[Saved entries]
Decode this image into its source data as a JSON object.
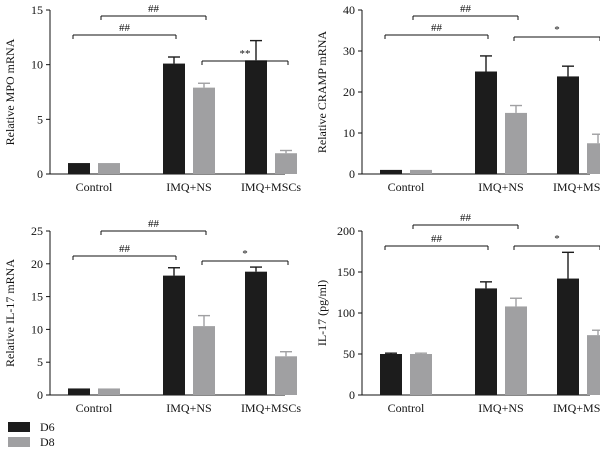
{
  "legend": {
    "items": [
      {
        "label": "D6",
        "color": "#1c1c1c"
      },
      {
        "label": "D8",
        "color": "#a0a0a2"
      }
    ]
  },
  "chart_data": [
    {
      "type": "bar",
      "categories": [
        "Control",
        "IMQ+NS",
        "IMQ+MSCs"
      ],
      "ylabel": "Relative MPO mRNA",
      "ylim": [
        0,
        15
      ],
      "yticks": [
        "0",
        "5",
        "10",
        "15"
      ],
      "series": [
        {
          "name": "D6",
          "values": [
            1.0,
            10.1,
            10.4
          ],
          "errors": [
            0,
            0.6,
            1.8
          ]
        },
        {
          "name": "D8",
          "values": [
            1.0,
            7.9,
            1.9
          ],
          "errors": [
            0,
            0.4,
            0.25
          ]
        }
      ],
      "annotations": [
        {
          "text": "##",
          "from": "Control",
          "to": "IMQ+NS"
        },
        {
          "text": "##",
          "from": "IMQ+NS",
          "to": "IMQ+NS"
        },
        {
          "text": "**",
          "from": "IMQ+NS",
          "to": "IMQ+MSCs"
        }
      ]
    },
    {
      "type": "bar",
      "categories": [
        "Control",
        "IMQ+NS",
        "IMQ+MSCs"
      ],
      "ylabel": "Relative CRAMP mRNA",
      "ylim": [
        0,
        40
      ],
      "yticks": [
        "0",
        "10",
        "20",
        "30",
        "40"
      ],
      "series": [
        {
          "name": "D6",
          "values": [
            1.0,
            25.0,
            23.8
          ],
          "errors": [
            0,
            3.8,
            2.5
          ]
        },
        {
          "name": "D8",
          "values": [
            1.0,
            14.9,
            7.5
          ],
          "errors": [
            0,
            1.8,
            2.2
          ]
        }
      ],
      "annotations": [
        {
          "text": "##",
          "from": "Control",
          "to": "IMQ+NS"
        },
        {
          "text": "##",
          "from": "IMQ+NS",
          "to": "IMQ+NS"
        },
        {
          "text": "*",
          "from": "IMQ+NS",
          "to": "IMQ+MSCs"
        }
      ]
    },
    {
      "type": "bar",
      "categories": [
        "Control",
        "IMQ+NS",
        "IMQ+MSCs"
      ],
      "ylabel": "Relative IL-17 mRNA",
      "ylim": [
        0,
        25
      ],
      "yticks": [
        "0",
        "5",
        "10",
        "15",
        "20",
        "25"
      ],
      "series": [
        {
          "name": "D6",
          "values": [
            1.0,
            18.2,
            18.8
          ],
          "errors": [
            0,
            1.2,
            0.7
          ]
        },
        {
          "name": "D8",
          "values": [
            1.0,
            10.5,
            5.9
          ],
          "errors": [
            0,
            1.6,
            0.7
          ]
        }
      ],
      "annotations": [
        {
          "text": "##",
          "from": "Control",
          "to": "IMQ+NS"
        },
        {
          "text": "##",
          "from": "IMQ+NS",
          "to": "IMQ+NS"
        },
        {
          "text": "*",
          "from": "IMQ+NS",
          "to": "IMQ+MSCs"
        }
      ]
    },
    {
      "type": "bar",
      "categories": [
        "Control",
        "IMQ+NS",
        "IMQ+MSCs"
      ],
      "ylabel": "IL-17 (pg/ml)",
      "ylim": [
        0,
        200
      ],
      "yticks": [
        "0",
        "50",
        "100",
        "150",
        "200"
      ],
      "series": [
        {
          "name": "D6",
          "values": [
            50,
            130,
            142
          ],
          "errors": [
            1,
            8,
            32
          ]
        },
        {
          "name": "D8",
          "values": [
            50,
            108,
            73
          ],
          "errors": [
            1,
            10,
            6
          ]
        }
      ],
      "annotations": [
        {
          "text": "##",
          "from": "Control",
          "to": "IMQ+NS"
        },
        {
          "text": "##",
          "from": "IMQ+NS",
          "to": "IMQ+NS"
        },
        {
          "text": "*",
          "from": "IMQ+NS",
          "to": "IMQ+MSCs"
        }
      ]
    }
  ]
}
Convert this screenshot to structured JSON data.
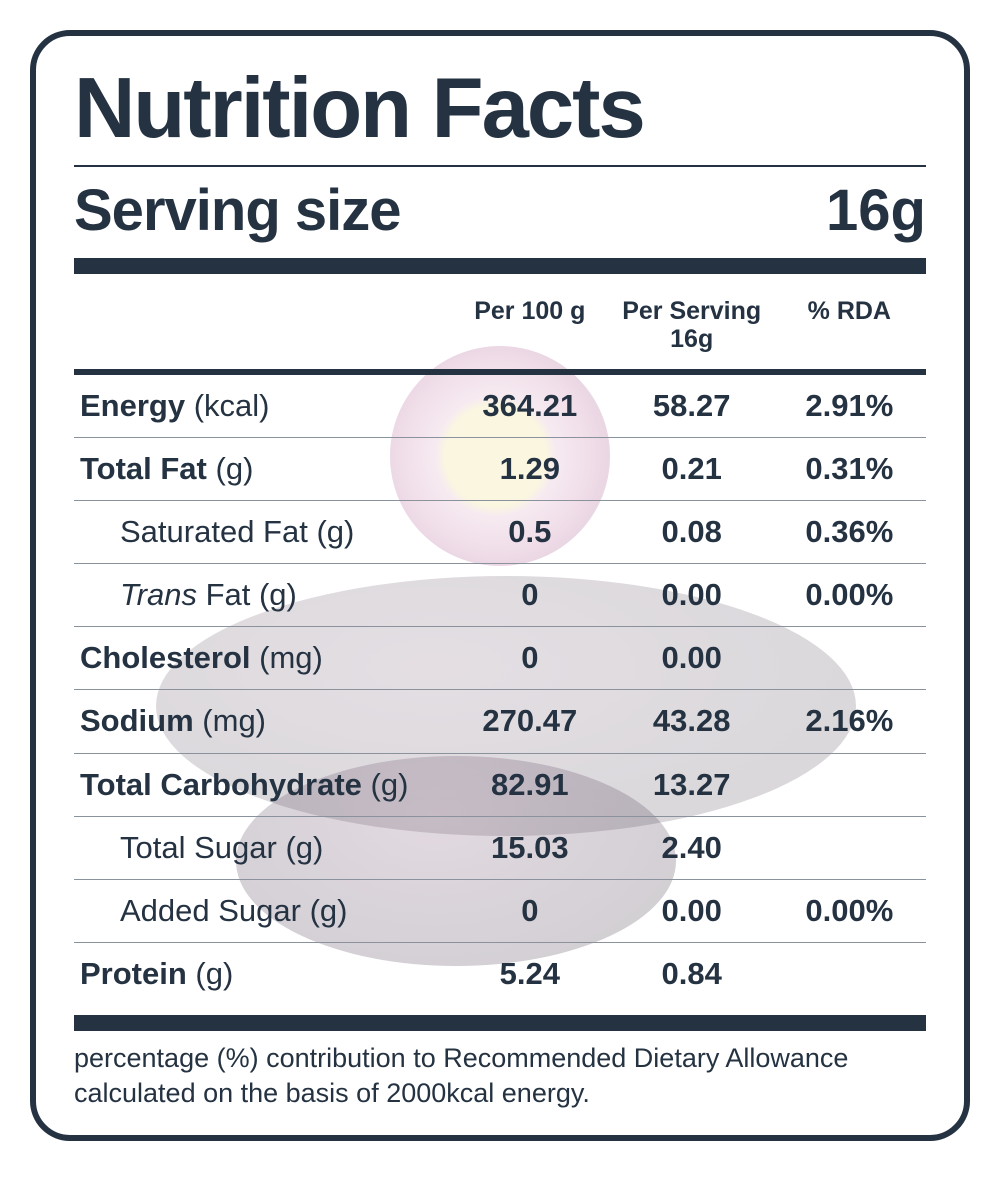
{
  "colors": {
    "ink": "#243242",
    "background": "#ffffff",
    "row_border": "#8a939d"
  },
  "typography": {
    "title_fontsize": 85,
    "serving_fontsize": 58,
    "header_fontsize": 25,
    "cell_fontsize": 31,
    "footnote_fontsize": 27,
    "title_weight": 900,
    "bold_weight": 800
  },
  "layout": {
    "panel_border_width": 6,
    "panel_border_radius": 40,
    "thick_bar_height": 16,
    "col_widths_pct": [
      44,
      19,
      19,
      18
    ]
  },
  "title": "Nutrition Facts",
  "serving": {
    "label": "Serving size",
    "value": "16g"
  },
  "headers": {
    "c0": "",
    "c1": "Per 100 g",
    "c2": "Per Serving 16g",
    "c3": "% RDA"
  },
  "rows": [
    {
      "name_bold": "Energy",
      "unit": "(kcal)",
      "indent": false,
      "italic": false,
      "v1": "364.21",
      "v2": "58.27",
      "v3": "2.91%"
    },
    {
      "name_bold": "Total Fat",
      "unit": "(g)",
      "indent": false,
      "italic": false,
      "v1": "1.29",
      "v2": "0.21",
      "v3": "0.31%"
    },
    {
      "name_plain": "Saturated Fat",
      "unit": "(g)",
      "indent": true,
      "italic": false,
      "v1": "0.5",
      "v2": "0.08",
      "v3": "0.36%"
    },
    {
      "name_italic": "Trans",
      "name_plain_after": " Fat",
      "unit": "(g)",
      "indent": true,
      "italic": true,
      "v1": "0",
      "v2": "0.00",
      "v3": "0.00%"
    },
    {
      "name_bold": "Cholesterol",
      "unit": "(mg)",
      "indent": false,
      "italic": false,
      "v1": "0",
      "v2": "0.00",
      "v3": ""
    },
    {
      "name_bold": "Sodium",
      "unit": "(mg)",
      "indent": false,
      "italic": false,
      "v1": "270.47",
      "v2": "43.28",
      "v3": "2.16%"
    },
    {
      "name_bold": "Total Carbohydrate",
      "unit": "(g)",
      "indent": false,
      "italic": false,
      "v1": "82.91",
      "v2": "13.27",
      "v3": ""
    },
    {
      "name_plain": "Total Sugar",
      "unit": "(g)",
      "indent": true,
      "italic": false,
      "v1": "15.03",
      "v2": "2.40",
      "v3": ""
    },
    {
      "name_plain": "Added Sugar",
      "unit": "(g)",
      "indent": true,
      "italic": false,
      "v1": "0",
      "v2": "0.00",
      "v3": "0.00%"
    },
    {
      "name_bold": "Protein",
      "unit": "(g)",
      "indent": false,
      "italic": false,
      "v1": "5.24",
      "v2": "0.84",
      "v3": ""
    }
  ],
  "footnote": "percentage (%) contribution to Recommended Dietary Allowance calculated on the basis of 2000kcal energy."
}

- [Instructions to follow] A precise repetition of every entry, free of pictures, is the expected answer.

- [Expected output]
Decode this image into its source data as a JSON object.
{
  "legend": {
    "items": [
      {
        "label": "D6",
        "color": "#1c1c1c"
      },
      {
        "label": "D8",
        "color": "#a0a0a2"
      }
    ]
  },
  "chart_data": [
    {
      "type": "bar",
      "categories": [
        "Control",
        "IMQ+NS",
        "IMQ+MSCs"
      ],
      "ylabel": "Relative MPO mRNA",
      "ylim": [
        0,
        15
      ],
      "yticks": [
        "0",
        "5",
        "10",
        "15"
      ],
      "series": [
        {
          "name": "D6",
          "values": [
            1.0,
            10.1,
            10.4
          ],
          "errors": [
            0,
            0.6,
            1.8
          ]
        },
        {
          "name": "D8",
          "values": [
            1.0,
            7.9,
            1.9
          ],
          "errors": [
            0,
            0.4,
            0.25
          ]
        }
      ],
      "annotations": [
        {
          "text": "##",
          "from": "Control",
          "to": "IMQ+NS"
        },
        {
          "text": "##",
          "from": "IMQ+NS",
          "to": "IMQ+NS"
        },
        {
          "text": "**",
          "from": "IMQ+NS",
          "to": "IMQ+MSCs"
        }
      ]
    },
    {
      "type": "bar",
      "categories": [
        "Control",
        "IMQ+NS",
        "IMQ+MSCs"
      ],
      "ylabel": "Relative CRAMP mRNA",
      "ylim": [
        0,
        40
      ],
      "yticks": [
        "0",
        "10",
        "20",
        "30",
        "40"
      ],
      "series": [
        {
          "name": "D6",
          "values": [
            1.0,
            25.0,
            23.8
          ],
          "errors": [
            0,
            3.8,
            2.5
          ]
        },
        {
          "name": "D8",
          "values": [
            1.0,
            14.9,
            7.5
          ],
          "errors": [
            0,
            1.8,
            2.2
          ]
        }
      ],
      "annotations": [
        {
          "text": "##",
          "from": "Control",
          "to": "IMQ+NS"
        },
        {
          "text": "##",
          "from": "IMQ+NS",
          "to": "IMQ+NS"
        },
        {
          "text": "*",
          "from": "IMQ+NS",
          "to": "IMQ+MSCs"
        }
      ]
    },
    {
      "type": "bar",
      "categories": [
        "Control",
        "IMQ+NS",
        "IMQ+MSCs"
      ],
      "ylabel": "Relative IL-17 mRNA",
      "ylim": [
        0,
        25
      ],
      "yticks": [
        "0",
        "5",
        "10",
        "15",
        "20",
        "25"
      ],
      "series": [
        {
          "name": "D6",
          "values": [
            1.0,
            18.2,
            18.8
          ],
          "errors": [
            0,
            1.2,
            0.7
          ]
        },
        {
          "name": "D8",
          "values": [
            1.0,
            10.5,
            5.9
          ],
          "errors": [
            0,
            1.6,
            0.7
          ]
        }
      ],
      "annotations": [
        {
          "text": "##",
          "from": "Control",
          "to": "IMQ+NS"
        },
        {
          "text": "##",
          "from": "IMQ+NS",
          "to": "IMQ+NS"
        },
        {
          "text": "*",
          "from": "IMQ+NS",
          "to": "IMQ+MSCs"
        }
      ]
    },
    {
      "type": "bar",
      "categories": [
        "Control",
        "IMQ+NS",
        "IMQ+MSCs"
      ],
      "ylabel": "IL-17 (pg/ml)",
      "ylim": [
        0,
        200
      ],
      "yticks": [
        "0",
        "50",
        "100",
        "150",
        "200"
      ],
      "series": [
        {
          "name": "D6",
          "values": [
            50,
            130,
            142
          ],
          "errors": [
            1,
            8,
            32
          ]
        },
        {
          "name": "D8",
          "values": [
            50,
            108,
            73
          ],
          "errors": [
            1,
            10,
            6
          ]
        }
      ],
      "annotations": [
        {
          "text": "##",
          "from": "Control",
          "to": "IMQ+NS"
        },
        {
          "text": "##",
          "from": "IMQ+NS",
          "to": "IMQ+NS"
        },
        {
          "text": "*",
          "from": "IMQ+NS",
          "to": "IMQ+MSCs"
        }
      ]
    }
  ]
}
Convert this screenshot to structured JSON data.
{
  "colors": {
    "ink": "#243242",
    "background": "#ffffff",
    "row_border": "#8a939d"
  },
  "typography": {
    "title_fontsize": 85,
    "serving_fontsize": 58,
    "header_fontsize": 25,
    "cell_fontsize": 31,
    "footnote_fontsize": 27,
    "title_weight": 900,
    "bold_weight": 800
  },
  "layout": {
    "panel_border_width": 6,
    "panel_border_radius": 40,
    "thick_bar_height": 16,
    "col_widths_pct": [
      44,
      19,
      19,
      18
    ]
  },
  "title": "Nutrition Facts",
  "serving": {
    "label": "Serving size",
    "value": "16g"
  },
  "headers": {
    "c0": "",
    "c1": "Per 100 g",
    "c2": "Per Serving 16g",
    "c3": "% RDA"
  },
  "rows": [
    {
      "name_bold": "Energy",
      "unit": "(kcal)",
      "indent": false,
      "italic": false,
      "v1": "364.21",
      "v2": "58.27",
      "v3": "2.91%"
    },
    {
      "name_bold": "Total Fat",
      "unit": "(g)",
      "indent": false,
      "italic": false,
      "v1": "1.29",
      "v2": "0.21",
      "v3": "0.31%"
    },
    {
      "name_plain": "Saturated Fat",
      "unit": "(g)",
      "indent": true,
      "italic": false,
      "v1": "0.5",
      "v2": "0.08",
      "v3": "0.36%"
    },
    {
      "name_italic": "Trans",
      "name_plain_after": " Fat",
      "unit": "(g)",
      "indent": true,
      "italic": true,
      "v1": "0",
      "v2": "0.00",
      "v3": "0.00%"
    },
    {
      "name_bold": "Cholesterol",
      "unit": "(mg)",
      "indent": false,
      "italic": false,
      "v1": "0",
      "v2": "0.00",
      "v3": ""
    },
    {
      "name_bold": "Sodium",
      "unit": "(mg)",
      "indent": false,
      "italic": false,
      "v1": "270.47",
      "v2": "43.28",
      "v3": "2.16%"
    },
    {
      "name_bold": "Total Carbohydrate",
      "unit": "(g)",
      "indent": false,
      "italic": false,
      "v1": "82.91",
      "v2": "13.27",
      "v3": ""
    },
    {
      "name_plain": "Total Sugar",
      "unit": "(g)",
      "indent": true,
      "italic": false,
      "v1": "15.03",
      "v2": "2.40",
      "v3": ""
    },
    {
      "name_plain": "Added Sugar",
      "unit": "(g)",
      "indent": true,
      "italic": false,
      "v1": "0",
      "v2": "0.00",
      "v3": "0.00%"
    },
    {
      "name_bold": "Protein",
      "unit": "(g)",
      "indent": false,
      "italic": false,
      "v1": "5.24",
      "v2": "0.84",
      "v3": ""
    }
  ],
  "footnote": "percentage (%) contribution to Recommended Dietary Allowance calculated on the basis of 2000kcal energy."
}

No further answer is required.